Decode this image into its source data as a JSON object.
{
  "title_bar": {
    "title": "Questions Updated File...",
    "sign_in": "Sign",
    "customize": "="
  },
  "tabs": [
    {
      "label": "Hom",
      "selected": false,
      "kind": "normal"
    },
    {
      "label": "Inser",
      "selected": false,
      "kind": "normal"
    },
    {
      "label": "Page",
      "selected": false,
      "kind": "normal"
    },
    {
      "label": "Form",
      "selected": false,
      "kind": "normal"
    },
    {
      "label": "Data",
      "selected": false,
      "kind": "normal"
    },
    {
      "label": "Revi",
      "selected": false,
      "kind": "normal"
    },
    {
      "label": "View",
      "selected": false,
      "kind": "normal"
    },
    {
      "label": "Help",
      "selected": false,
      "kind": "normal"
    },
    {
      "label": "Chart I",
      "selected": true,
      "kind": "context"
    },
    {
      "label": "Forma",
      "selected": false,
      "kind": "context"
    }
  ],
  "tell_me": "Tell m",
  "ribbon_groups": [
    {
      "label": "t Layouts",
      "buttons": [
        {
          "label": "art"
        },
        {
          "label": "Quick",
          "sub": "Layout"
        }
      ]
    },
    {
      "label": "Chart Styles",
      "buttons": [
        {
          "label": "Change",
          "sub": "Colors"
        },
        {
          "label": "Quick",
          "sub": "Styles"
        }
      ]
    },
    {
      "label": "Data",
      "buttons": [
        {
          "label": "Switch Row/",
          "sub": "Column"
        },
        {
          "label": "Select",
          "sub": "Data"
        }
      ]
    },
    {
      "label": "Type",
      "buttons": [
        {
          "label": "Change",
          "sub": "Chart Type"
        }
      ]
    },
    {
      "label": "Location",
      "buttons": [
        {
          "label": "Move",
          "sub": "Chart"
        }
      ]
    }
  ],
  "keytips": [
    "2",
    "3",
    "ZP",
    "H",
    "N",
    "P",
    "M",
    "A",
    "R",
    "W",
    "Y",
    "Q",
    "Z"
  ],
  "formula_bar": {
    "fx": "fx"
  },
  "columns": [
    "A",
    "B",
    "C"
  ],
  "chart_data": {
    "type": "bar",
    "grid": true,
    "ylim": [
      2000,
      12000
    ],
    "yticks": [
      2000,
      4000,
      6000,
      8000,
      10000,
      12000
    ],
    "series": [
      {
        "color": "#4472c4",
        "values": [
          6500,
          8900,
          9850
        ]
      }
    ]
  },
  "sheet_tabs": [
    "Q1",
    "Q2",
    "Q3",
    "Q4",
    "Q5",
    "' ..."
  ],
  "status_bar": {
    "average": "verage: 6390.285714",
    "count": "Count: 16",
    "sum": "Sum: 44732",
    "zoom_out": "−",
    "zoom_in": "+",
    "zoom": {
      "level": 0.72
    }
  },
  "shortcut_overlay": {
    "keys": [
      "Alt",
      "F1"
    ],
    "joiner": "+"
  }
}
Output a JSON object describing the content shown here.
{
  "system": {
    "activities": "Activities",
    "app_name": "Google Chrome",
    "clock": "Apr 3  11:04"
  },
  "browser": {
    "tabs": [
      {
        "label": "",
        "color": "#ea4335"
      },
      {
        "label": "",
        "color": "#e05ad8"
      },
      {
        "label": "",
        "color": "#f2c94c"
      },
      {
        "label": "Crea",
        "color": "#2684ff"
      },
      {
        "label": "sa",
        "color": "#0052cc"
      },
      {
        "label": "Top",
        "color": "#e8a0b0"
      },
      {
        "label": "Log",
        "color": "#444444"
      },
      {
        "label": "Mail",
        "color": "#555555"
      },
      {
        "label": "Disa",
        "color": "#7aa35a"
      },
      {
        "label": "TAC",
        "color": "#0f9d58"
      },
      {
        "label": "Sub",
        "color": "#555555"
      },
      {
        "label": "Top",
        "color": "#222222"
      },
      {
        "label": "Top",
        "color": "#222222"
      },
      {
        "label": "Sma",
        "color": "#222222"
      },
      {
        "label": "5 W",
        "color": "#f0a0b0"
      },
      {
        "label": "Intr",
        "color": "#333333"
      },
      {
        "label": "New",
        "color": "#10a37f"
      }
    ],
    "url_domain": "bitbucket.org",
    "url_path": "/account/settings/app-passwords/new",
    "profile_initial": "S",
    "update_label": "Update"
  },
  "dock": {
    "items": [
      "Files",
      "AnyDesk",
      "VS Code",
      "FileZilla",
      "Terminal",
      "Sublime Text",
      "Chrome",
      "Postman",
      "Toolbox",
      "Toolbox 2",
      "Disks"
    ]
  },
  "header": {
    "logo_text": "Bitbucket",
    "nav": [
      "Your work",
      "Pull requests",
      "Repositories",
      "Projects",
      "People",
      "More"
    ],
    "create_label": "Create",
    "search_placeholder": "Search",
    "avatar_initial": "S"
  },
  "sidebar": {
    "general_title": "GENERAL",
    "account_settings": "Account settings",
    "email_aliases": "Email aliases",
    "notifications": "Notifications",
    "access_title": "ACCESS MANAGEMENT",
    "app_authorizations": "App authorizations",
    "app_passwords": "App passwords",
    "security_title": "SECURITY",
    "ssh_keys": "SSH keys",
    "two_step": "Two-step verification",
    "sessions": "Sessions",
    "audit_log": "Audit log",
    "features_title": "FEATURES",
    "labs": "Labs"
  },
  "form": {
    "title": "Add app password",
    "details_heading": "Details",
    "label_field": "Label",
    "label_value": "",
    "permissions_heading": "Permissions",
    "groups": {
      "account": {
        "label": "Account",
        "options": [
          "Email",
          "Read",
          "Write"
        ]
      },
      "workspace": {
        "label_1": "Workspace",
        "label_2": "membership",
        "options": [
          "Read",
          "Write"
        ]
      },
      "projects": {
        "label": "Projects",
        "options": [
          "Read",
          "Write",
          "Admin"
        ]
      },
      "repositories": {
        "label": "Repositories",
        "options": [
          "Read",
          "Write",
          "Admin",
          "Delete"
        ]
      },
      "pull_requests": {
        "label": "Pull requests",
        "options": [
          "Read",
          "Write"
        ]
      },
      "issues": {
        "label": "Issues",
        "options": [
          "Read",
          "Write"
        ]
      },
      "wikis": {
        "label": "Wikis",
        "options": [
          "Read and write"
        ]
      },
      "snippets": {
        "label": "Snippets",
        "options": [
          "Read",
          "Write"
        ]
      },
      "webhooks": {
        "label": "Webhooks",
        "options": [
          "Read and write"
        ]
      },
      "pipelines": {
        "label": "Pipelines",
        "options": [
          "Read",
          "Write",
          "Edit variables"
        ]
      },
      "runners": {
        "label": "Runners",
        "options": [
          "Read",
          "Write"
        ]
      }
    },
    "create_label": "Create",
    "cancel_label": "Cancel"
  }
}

§ Written instruction
The data above must be returned in full, exactly as written.

§ Output
Decode this image into its source data as a JSON object.
{
  "title_bar": {
    "title": "Questions Updated File...",
    "sign_in": "Sign",
    "customize": "="
  },
  "tabs": [
    {
      "label": "Hom",
      "selected": false,
      "kind": "normal"
    },
    {
      "label": "Inser",
      "selected": false,
      "kind": "normal"
    },
    {
      "label": "Page",
      "selected": false,
      "kind": "normal"
    },
    {
      "label": "Form",
      "selected": false,
      "kind": "normal"
    },
    {
      "label": "Data",
      "selected": false,
      "kind": "normal"
    },
    {
      "label": "Revi",
      "selected": false,
      "kind": "normal"
    },
    {
      "label": "View",
      "selected": false,
      "kind": "normal"
    },
    {
      "label": "Help",
      "selected": false,
      "kind": "normal"
    },
    {
      "label": "Chart I",
      "selected": true,
      "kind": "context"
    },
    {
      "label": "Forma",
      "selected": false,
      "kind": "context"
    }
  ],
  "tell_me": "Tell m",
  "ribbon_groups": [
    {
      "label": "t Layouts",
      "buttons": [
        {
          "label": "art"
        },
        {
          "label": "Quick",
          "sub": "Layout"
        }
      ]
    },
    {
      "label": "Chart Styles",
      "buttons": [
        {
          "label": "Change",
          "sub": "Colors"
        },
        {
          "label": "Quick",
          "sub": "Styles"
        }
      ]
    },
    {
      "label": "Data",
      "buttons": [
        {
          "label": "Switch Row/",
          "sub": "Column"
        },
        {
          "label": "Select",
          "sub": "Data"
        }
      ]
    },
    {
      "label": "Type",
      "buttons": [
        {
          "label": "Change",
          "sub": "Chart Type"
        }
      ]
    },
    {
      "label": "Location",
      "buttons": [
        {
          "label": "Move",
          "sub": "Chart"
        }
      ]
    }
  ],
  "keytips": [
    "2",
    "3",
    "ZP",
    "H",
    "N",
    "P",
    "M",
    "A",
    "R",
    "W",
    "Y",
    "Q",
    "Z"
  ],
  "formula_bar": {
    "fx": "fx"
  },
  "columns": [
    "A",
    "B",
    "C"
  ],
  "chart_data": {
    "type": "bar",
    "grid": true,
    "ylim": [
      2000,
      12000
    ],
    "yticks": [
      2000,
      4000,
      6000,
      8000,
      10000,
      12000
    ],
    "series": [
      {
        "color": "#4472c4",
        "values": [
          6500,
          8900,
          9850
        ]
      }
    ]
  },
  "sheet_tabs": [
    "Q1",
    "Q2",
    "Q3",
    "Q4",
    "Q5",
    "' ..."
  ],
  "status_bar": {
    "average": "verage: 6390.285714",
    "count": "Count: 16",
    "sum": "Sum: 44732",
    "zoom_out": "−",
    "zoom_in": "+",
    "zoom": {
      "level": 0.72
    }
  },
  "shortcut_overlay": {
    "keys": [
      "Alt",
      "F1"
    ],
    "joiner": "+"
  }
}
Output a JSON object describing the content shown here.
{
  "system": {
    "activities": "Activities",
    "app_name": "Google Chrome",
    "clock": "Apr 3  11:04"
  },
  "browser": {
    "tabs": [
      {
        "label": "",
        "color": "#ea4335"
      },
      {
        "label": "",
        "color": "#e05ad8"
      },
      {
        "label": "",
        "color": "#f2c94c"
      },
      {
        "label": "Crea",
        "color": "#2684ff"
      },
      {
        "label": "sa",
        "color": "#0052cc"
      },
      {
        "label": "Top",
        "color": "#e8a0b0"
      },
      {
        "label": "Log",
        "color": "#444444"
      },
      {
        "label": "Mail",
        "color": "#555555"
      },
      {
        "label": "Disa",
        "color": "#7aa35a"
      },
      {
        "label": "TAC",
        "color": "#0f9d58"
      },
      {
        "label": "Sub",
        "color": "#555555"
      },
      {
        "label": "Top",
        "color": "#222222"
      },
      {
        "label": "Top",
        "color": "#222222"
      },
      {
        "label": "Sma",
        "color": "#222222"
      },
      {
        "label": "5 W",
        "color": "#f0a0b0"
      },
      {
        "label": "Intr",
        "color": "#333333"
      },
      {
        "label": "New",
        "color": "#10a37f"
      }
    ],
    "url_domain": "bitbucket.org",
    "url_path": "/account/settings/app-passwords/new",
    "profile_initial": "S",
    "update_label": "Update"
  },
  "dock": {
    "items": [
      "Files",
      "AnyDesk",
      "VS Code",
      "FileZilla",
      "Terminal",
      "Sublime Text",
      "Chrome",
      "Postman",
      "Toolbox",
      "Toolbox 2",
      "Disks"
    ]
  },
  "header": {
    "logo_text": "Bitbucket",
    "nav": [
      "Your work",
      "Pull requests",
      "Repositories",
      "Projects",
      "People",
      "More"
    ],
    "create_label": "Create",
    "search_placeholder": "Search",
    "avatar_initial": "S"
  },
  "sidebar": {
    "general_title": "GENERAL",
    "account_settings": "Account settings",
    "email_aliases": "Email aliases",
    "notifications": "Notifications",
    "access_title": "ACCESS MANAGEMENT",
    "app_authorizations": "App authorizations",
    "app_passwords": "App passwords",
    "security_title": "SECURITY",
    "ssh_keys": "SSH keys",
    "two_step": "Two-step verification",
    "sessions": "Sessions",
    "audit_log": "Audit log",
    "features_title": "FEATURES",
    "labs": "Labs"
  },
  "form": {
    "title": "Add app password",
    "details_heading": "Details",
    "label_field": "Label",
    "label_value": "",
    "permissions_heading": "Permissions",
    "groups": {
      "account": {
        "label": "Account",
        "options": [
          "Email",
          "Read",
          "Write"
        ]
      },
      "workspace": {
        "label_1": "Workspace",
        "label_2": "membership",
        "options": [
          "Read",
          "Write"
        ]
      },
      "projects": {
        "label": "Projects",
        "options": [
          "Read",
          "Write",
          "Admin"
        ]
      },
      "repositories": {
        "label": "Repositories",
        "options": [
          "Read",
          "Write",
          "Admin",
          "Delete"
        ]
      },
      "pull_requests": {
        "label": "Pull requests",
        "options": [
          "Read",
          "Write"
        ]
      },
      "issues": {
        "label": "Issues",
        "options": [
          "Read",
          "Write"
        ]
      },
      "wikis": {
        "label": "Wikis",
        "options": [
          "Read and write"
        ]
      },
      "snippets": {
        "label": "Snippets",
        "options": [
          "Read",
          "Write"
        ]
      },
      "webhooks": {
        "label": "Webhooks",
        "options": [
          "Read and write"
        ]
      },
      "pipelines": {
        "label": "Pipelines",
        "options": [
          "Read",
          "Write",
          "Edit variables"
        ]
      },
      "runners": {
        "label": "Runners",
        "options": [
          "Read",
          "Write"
        ]
      }
    },
    "create_label": "Create",
    "cancel_label": "Cancel"
  }
}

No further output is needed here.